**SET PROBLEM**
Go through the material and pull out every line with the string "Ведущий" in it.

(Recorded data)
>> START
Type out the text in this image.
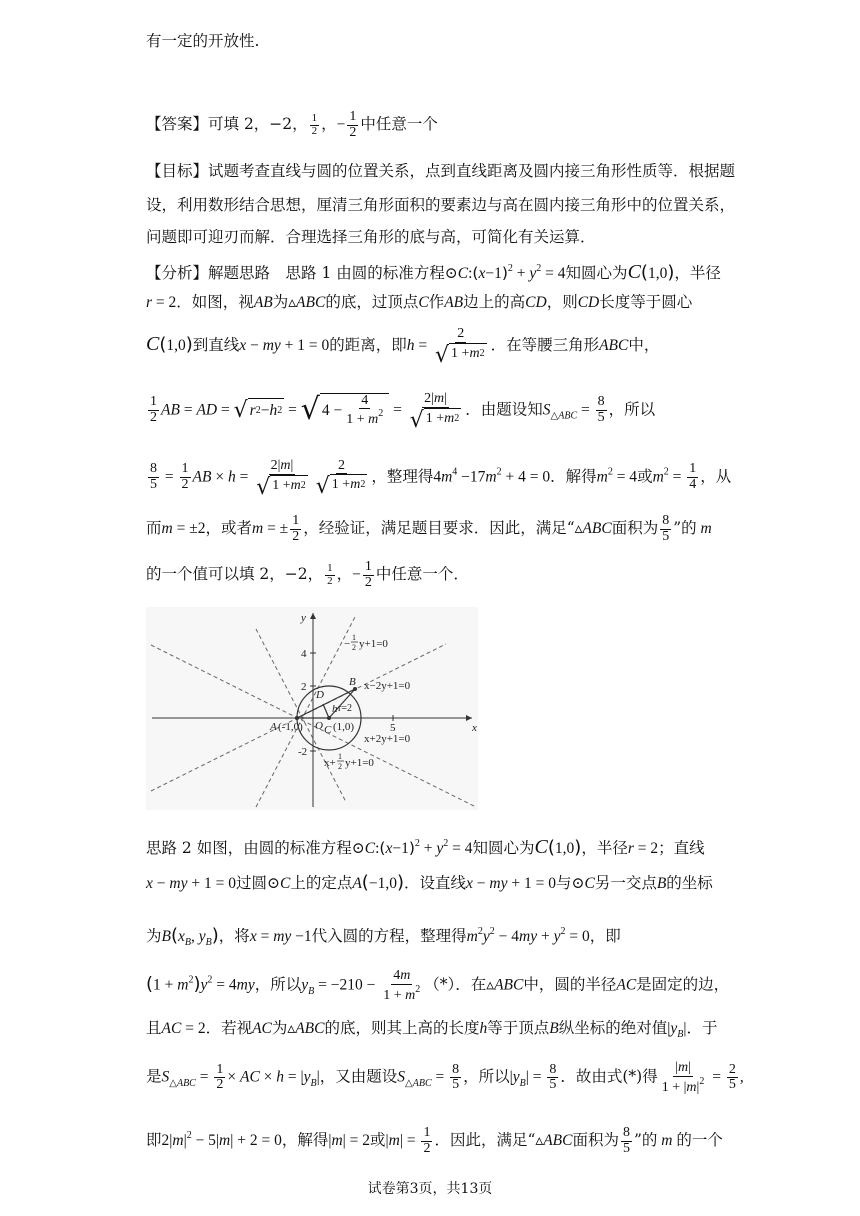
有一定的开放性.
【答案】可填 2，−2， $\frac{1}{2}$ ，− $\frac{1}{2}$ 中任意一个
【目标】试题考查直线与圆的位置关系，点到直线距离及圆内接三角形性质等．根据题
设，利用数形结合思想，厘清三角形面积的要素边与高在圆内接三角形中的位置关系，
问题即可迎刃而解．合理选择三角形的底与高，可简化有关运算．
【分析】解题思路　思路 1 由圆的标准方程$⊙C:(x-1)^2 + y^2 = 4$知圆心为C(1,0)，半径
r = 2．如图，视AB为▵ABC的底，过顶点C作AB边上的高CD，则CD长度等于圆心
C(1,0)到直线x − my + 1 = 0的距离，即$h = \frac{2}{√ 1 + m 2}$ ．在等腰三角形ABC中，
$\frac{1}{2}$ AB = AD = √ r 2 − h 2 = √ $4 - \frac{4}{1 + m^2} = \frac{2|m|}{√ 1 + m 2}$ ．由题设知$S_{\triangle ABC} = \frac{8}{5}$ ，所以
$\frac{8}{5} = \frac{1}{2}$ AB × $h = \frac{2|m|}{√ 1 + m 2} \frac{2}{√ 1 + m 2}$ ，整理得$4m^4 -17m^2 + 4 = 0$．解得$m^2 = 4$或$m^2 = \frac{1}{4}$ ，从
而m = ±2，或者m = ± $\frac{1}{2}$ ，经验证，满足题目要求．因此，满足“▵ABC面积为 $\frac{8}{5}$ ”的 m
的一个值可以填 2，−2， $\frac{1}{2}$ ，− $\frac{1}{2}$ 中任意一个．
x
y
4
2
-2
5
A (-1,0)
B
C (1,0)
D
O
h r=2
x−2y+1=0
x+2y+1=0
−
1
2 y+1=0
x+
1
2 y+1=0
思路 2 如图，由圆的标准方程$⊙C:(x-1)^2 + y^2 = 4$知圆心为C(1,0)，半径r = 2；直线
x − my + 1 = 0过圆⊙C上的定点A(−1,0)．设直线x − my + 1 = 0与⊙C另一交点B的坐标
为$B(x_B$, $y_B$)，将x = my −1代入圆的方程，整理得$m^2y^2 - 4my + y^2 = 0$，即
$(1 + m^2)y^2 = 4my$，所以$y_B = -210 - \frac{4m}{1 + m^2}$ （*）．在▵ABC中，圆的半径AC是固定的边，
且AC = 2．若视AC为▵ABC的底，则其上高的长度h等于顶点B纵坐标的绝对值$|y_B|$．于
是$S_{\triangle ABC} = \frac{1}{2}$ × AC × $h = |y_B|$，又由题设$S_{\triangle ABC} = \frac{8}{5}$ ，所以$|y_B| = \frac{8}{5}$ ．故由式(*)得 $\frac{|m|}{1 + |m|^2} = \frac{2}{5}$ ,
即$2|m|^2 - 5|m| + 2 = 0$，解得|m| = 2或$|m| = \frac{1}{2}$ ．因此，满足“▵ABC面积为 $\frac{8}{5}$ ”的 m 的一个
试卷第3页，共13页
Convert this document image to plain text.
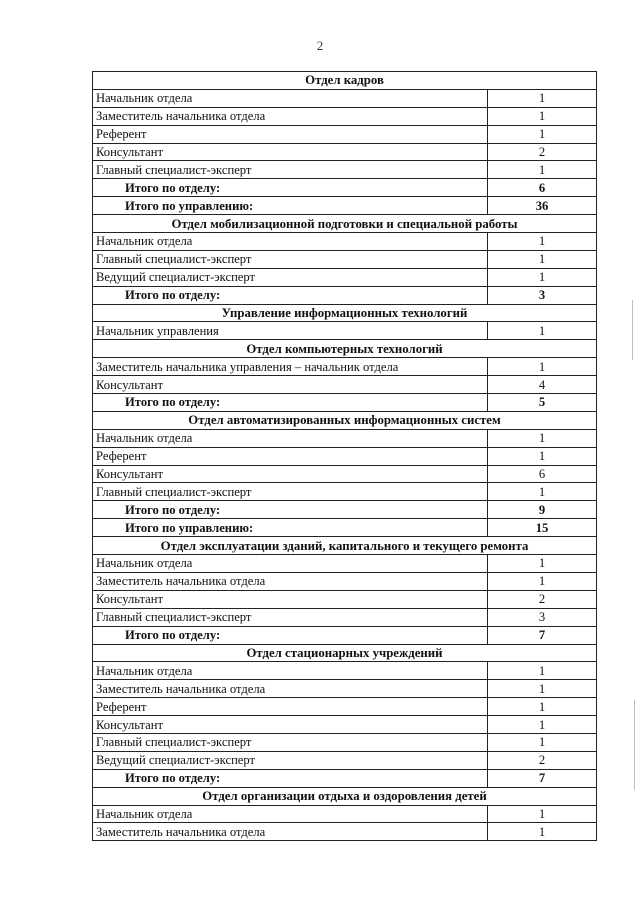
2
Отдел кадров	
Начальник отдела	1
Заместитель начальника отдела	1
Референт	1
Консультант	2
Главный специалист-эксперт	1
Итого по отделу:	6
Итого по управлению:	36
Отдел мобилизационной подготовки и специальной работы	
Начальник отдела	1
Главный специалист-эксперт	1
Ведущий специалист-эксперт	1
Итого по отделу:	3
Управление информационных технологий	
Начальник управления	1
Отдел компьютерных технологий	
Заместитель начальника управления – начальник отдела	1
Консультант	4
Итого по отделу:	5
Отдел автоматизированных информационных систем	
Начальник отдела	1
Референт	1
Консультант	6
Главный специалист-эксперт	1
Итого по отделу:	9
Итого по управлению:	15
Отдел эксплуатации зданий, капитального и текущего ремонта	
Начальник отдела	1
Заместитель начальника отдела	1
Консультант	2
Главный специалист-эксперт	3
Итого по отделу:	7
Отдел стационарных учреждений	
Начальник отдела	1
Заместитель начальника отдела	1
Референт	1
Консультант	1
Главный специалист-эксперт	1
Ведущий специалист-эксперт	2
Итого по отделу:	7
Отдел организации отдыха и оздоровления детей	
Начальник отдела	1
Заместитель начальника отдела	1
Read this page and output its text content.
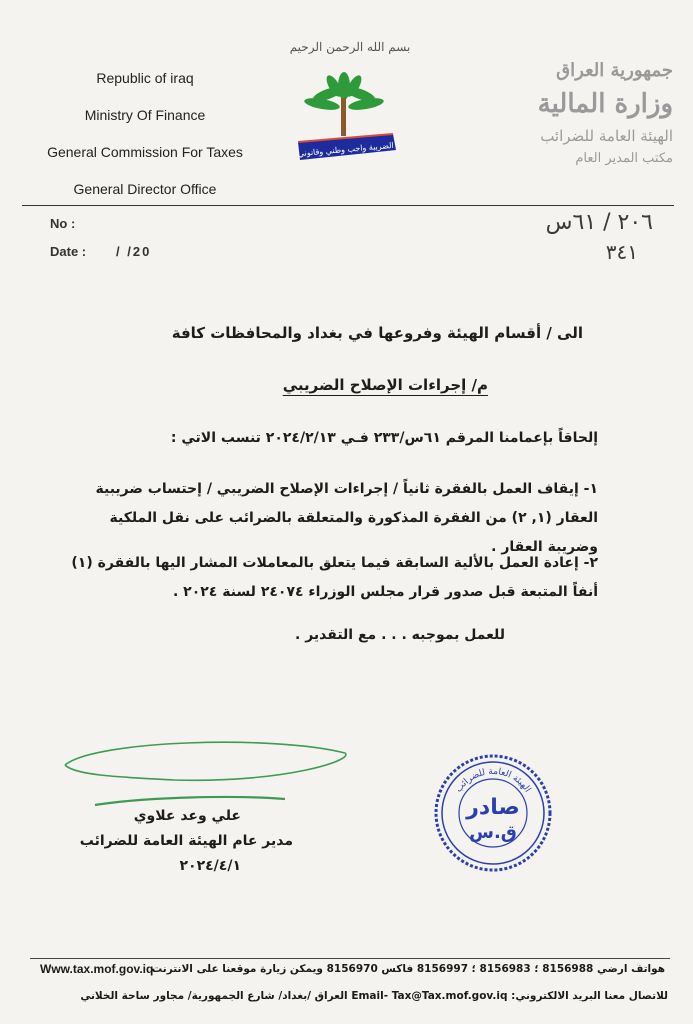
Republic of iraq
Ministry Of Finance
General Commission For Taxes
General Director Office
بسم الله الرحمن الرحيم
الضريبة واجب وطني وقانوني
جمهورية العراق
وزارة المالية
الهيئة العامة للضرائب
مكتب المدير العام
No :
Date : / /20
٢٠٦ / ٦١س
٣٤١
الى / أقسام الهيئة وفروعها في بغداد والمحافظات كافة
م/ إجراءات الإصلاح الضريبي
إلحاقاً بإعمامنا المرقم ٦١س/٢٣٣ فـي ٢٠٢٤/٢/١٣ تنسب الاتي :
١- إيقاف العمل بالفقرة ثانياً / إجراءات الإصلاح الضريبي / إحتساب ضريبية العقار (١, ٢) من الفقرة المذكورة والمتعلقة بالضرائب على نقل الملكية وضريبة العقار .
٢- إعادة العمل بالألية السابقة فيما يتعلق بالمعاملات المشار اليها بالفقرة (١) أنفاً المتبعة قبل صدور قرار مجلس الوزراء ٢٤٠٧٤ لسنة ٢٠٢٤ .
للعمل بموجبه . . . مع التقدير .
علي وعد علاوي
مدير عام الهيئة العامة للضرائب
٢٠٢٤/٤/١
الهيئة العامة للضرائب
صادر
ق.س
Www.tax.mof.gov.iq
هواتف ارضي 8156988 ؛ 8156983 ؛ 8156997 فاكس 8156970 ويمكن زيارة موقعنا على الانترنت
للاتصال معنا البريد الالكتروني: Email- Tax@Tax.mof.gov.iq العراق /بغداد/ شارع الجمهورية/ مجاور ساحة الخلاني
>> END
**WRITTEN ANSWER**
Ведущий специалист-эксперт	1
Ведущий специалист-эксперт	2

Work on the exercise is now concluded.